Figure dataset records:

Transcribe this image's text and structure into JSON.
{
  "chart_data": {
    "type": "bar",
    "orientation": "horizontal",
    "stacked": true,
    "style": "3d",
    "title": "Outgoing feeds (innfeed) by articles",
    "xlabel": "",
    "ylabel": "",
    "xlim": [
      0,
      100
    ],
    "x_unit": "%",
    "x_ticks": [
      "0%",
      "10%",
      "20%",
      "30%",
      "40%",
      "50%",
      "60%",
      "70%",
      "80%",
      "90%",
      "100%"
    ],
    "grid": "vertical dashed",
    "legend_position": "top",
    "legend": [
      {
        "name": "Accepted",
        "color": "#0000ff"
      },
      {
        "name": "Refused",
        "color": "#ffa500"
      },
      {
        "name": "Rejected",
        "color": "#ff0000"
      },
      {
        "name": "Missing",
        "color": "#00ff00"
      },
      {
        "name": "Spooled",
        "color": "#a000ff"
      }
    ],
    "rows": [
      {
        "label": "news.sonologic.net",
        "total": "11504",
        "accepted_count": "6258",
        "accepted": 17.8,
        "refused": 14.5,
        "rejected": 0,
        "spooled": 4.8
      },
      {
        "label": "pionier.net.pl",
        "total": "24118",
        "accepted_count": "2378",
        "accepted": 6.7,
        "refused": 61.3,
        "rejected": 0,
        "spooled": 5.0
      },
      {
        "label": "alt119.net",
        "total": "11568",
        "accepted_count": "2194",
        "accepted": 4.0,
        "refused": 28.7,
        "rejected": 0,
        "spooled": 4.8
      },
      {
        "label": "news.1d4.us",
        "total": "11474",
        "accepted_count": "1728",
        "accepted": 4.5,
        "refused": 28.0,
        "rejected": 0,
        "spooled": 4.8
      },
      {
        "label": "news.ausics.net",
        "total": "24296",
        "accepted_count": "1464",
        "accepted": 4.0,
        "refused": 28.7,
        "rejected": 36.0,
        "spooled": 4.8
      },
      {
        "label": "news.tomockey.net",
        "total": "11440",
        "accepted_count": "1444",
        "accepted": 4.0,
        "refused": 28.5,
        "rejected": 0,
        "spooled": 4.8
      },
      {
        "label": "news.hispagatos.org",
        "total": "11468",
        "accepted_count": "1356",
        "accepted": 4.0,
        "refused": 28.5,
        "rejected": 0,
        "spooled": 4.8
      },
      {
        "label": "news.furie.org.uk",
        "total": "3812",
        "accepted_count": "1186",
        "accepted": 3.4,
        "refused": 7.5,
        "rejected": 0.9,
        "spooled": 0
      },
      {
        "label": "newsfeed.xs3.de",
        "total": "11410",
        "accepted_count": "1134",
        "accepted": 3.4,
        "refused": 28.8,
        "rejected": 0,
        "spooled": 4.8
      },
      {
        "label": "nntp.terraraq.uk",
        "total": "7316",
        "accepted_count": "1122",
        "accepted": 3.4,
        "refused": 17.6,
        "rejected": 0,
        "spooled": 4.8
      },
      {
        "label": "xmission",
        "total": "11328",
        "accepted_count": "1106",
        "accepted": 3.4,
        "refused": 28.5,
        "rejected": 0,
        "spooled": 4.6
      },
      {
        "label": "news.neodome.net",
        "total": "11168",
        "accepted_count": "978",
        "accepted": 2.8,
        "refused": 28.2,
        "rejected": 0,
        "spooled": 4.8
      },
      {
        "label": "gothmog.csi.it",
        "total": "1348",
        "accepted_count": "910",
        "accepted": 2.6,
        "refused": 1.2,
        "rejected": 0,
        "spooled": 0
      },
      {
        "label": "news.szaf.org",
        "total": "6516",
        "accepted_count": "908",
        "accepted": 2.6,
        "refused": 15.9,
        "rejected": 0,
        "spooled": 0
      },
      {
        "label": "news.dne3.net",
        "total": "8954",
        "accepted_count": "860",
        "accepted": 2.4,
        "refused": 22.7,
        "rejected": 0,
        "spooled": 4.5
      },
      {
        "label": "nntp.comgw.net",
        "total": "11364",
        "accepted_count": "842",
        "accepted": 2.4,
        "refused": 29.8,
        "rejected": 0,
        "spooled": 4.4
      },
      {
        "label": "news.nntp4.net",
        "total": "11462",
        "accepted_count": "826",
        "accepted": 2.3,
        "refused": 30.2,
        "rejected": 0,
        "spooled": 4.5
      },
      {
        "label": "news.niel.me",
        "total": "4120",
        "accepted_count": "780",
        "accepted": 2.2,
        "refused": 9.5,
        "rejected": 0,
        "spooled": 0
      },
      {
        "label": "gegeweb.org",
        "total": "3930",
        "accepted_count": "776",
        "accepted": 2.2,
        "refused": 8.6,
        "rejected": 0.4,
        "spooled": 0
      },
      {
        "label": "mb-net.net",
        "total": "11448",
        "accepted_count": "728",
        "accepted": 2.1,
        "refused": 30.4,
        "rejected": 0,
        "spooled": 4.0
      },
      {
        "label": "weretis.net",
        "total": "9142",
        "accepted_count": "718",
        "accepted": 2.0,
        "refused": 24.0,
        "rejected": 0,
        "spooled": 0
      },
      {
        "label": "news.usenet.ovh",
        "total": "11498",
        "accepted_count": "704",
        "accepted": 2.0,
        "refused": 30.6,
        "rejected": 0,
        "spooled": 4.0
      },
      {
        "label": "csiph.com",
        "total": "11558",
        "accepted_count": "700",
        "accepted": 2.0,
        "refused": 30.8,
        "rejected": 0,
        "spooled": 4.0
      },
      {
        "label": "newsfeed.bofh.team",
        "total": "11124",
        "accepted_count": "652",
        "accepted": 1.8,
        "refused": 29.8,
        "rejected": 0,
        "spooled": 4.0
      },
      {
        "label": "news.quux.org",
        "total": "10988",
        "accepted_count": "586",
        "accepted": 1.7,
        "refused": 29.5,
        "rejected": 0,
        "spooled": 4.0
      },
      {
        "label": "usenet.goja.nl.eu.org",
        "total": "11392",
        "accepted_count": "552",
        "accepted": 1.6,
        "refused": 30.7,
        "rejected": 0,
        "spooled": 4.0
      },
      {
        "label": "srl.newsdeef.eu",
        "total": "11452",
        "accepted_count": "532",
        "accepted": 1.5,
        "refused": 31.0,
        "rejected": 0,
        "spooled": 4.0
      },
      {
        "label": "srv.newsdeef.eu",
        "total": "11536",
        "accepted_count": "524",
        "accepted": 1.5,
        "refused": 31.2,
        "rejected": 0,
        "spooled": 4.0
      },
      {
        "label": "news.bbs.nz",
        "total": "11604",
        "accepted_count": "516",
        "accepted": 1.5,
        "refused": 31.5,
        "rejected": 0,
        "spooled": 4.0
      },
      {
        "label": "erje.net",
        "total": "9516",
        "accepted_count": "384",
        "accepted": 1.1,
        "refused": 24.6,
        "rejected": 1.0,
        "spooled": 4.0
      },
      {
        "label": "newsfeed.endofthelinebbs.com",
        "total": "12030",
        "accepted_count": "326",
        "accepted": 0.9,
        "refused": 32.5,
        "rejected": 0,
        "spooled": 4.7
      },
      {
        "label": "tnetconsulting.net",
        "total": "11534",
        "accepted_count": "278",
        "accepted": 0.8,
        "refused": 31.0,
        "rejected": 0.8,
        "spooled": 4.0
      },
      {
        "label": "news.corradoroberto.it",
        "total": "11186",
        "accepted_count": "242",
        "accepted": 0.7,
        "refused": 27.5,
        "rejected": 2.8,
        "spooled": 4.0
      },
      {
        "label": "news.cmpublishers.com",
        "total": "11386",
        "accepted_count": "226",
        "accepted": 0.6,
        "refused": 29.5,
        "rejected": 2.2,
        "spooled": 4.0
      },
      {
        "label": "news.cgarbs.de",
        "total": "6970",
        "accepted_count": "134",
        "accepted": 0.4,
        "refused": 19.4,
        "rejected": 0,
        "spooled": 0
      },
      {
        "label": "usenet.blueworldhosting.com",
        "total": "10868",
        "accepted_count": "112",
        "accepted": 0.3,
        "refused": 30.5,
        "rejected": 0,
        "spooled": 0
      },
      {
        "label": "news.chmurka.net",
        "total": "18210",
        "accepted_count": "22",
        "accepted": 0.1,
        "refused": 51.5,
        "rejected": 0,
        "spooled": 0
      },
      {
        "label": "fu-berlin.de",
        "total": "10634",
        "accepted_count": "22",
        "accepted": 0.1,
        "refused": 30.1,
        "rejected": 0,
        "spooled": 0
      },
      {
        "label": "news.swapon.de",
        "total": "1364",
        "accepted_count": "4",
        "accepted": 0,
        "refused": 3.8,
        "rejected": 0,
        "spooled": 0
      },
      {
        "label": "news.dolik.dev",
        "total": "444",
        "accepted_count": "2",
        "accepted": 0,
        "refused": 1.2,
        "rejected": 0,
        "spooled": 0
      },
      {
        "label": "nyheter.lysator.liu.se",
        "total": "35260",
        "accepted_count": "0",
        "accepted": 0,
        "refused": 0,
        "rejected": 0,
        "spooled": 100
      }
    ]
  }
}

> **AIM OF THE TASK**:
Gather up the lines that contain the word "color".

> **FINAL RESULT**:
        "color": "#0000ff"
        "color": "#ffa500"
        "color": "#ff0000"
        "color": "#00ff00"
        "color": "#a000ff"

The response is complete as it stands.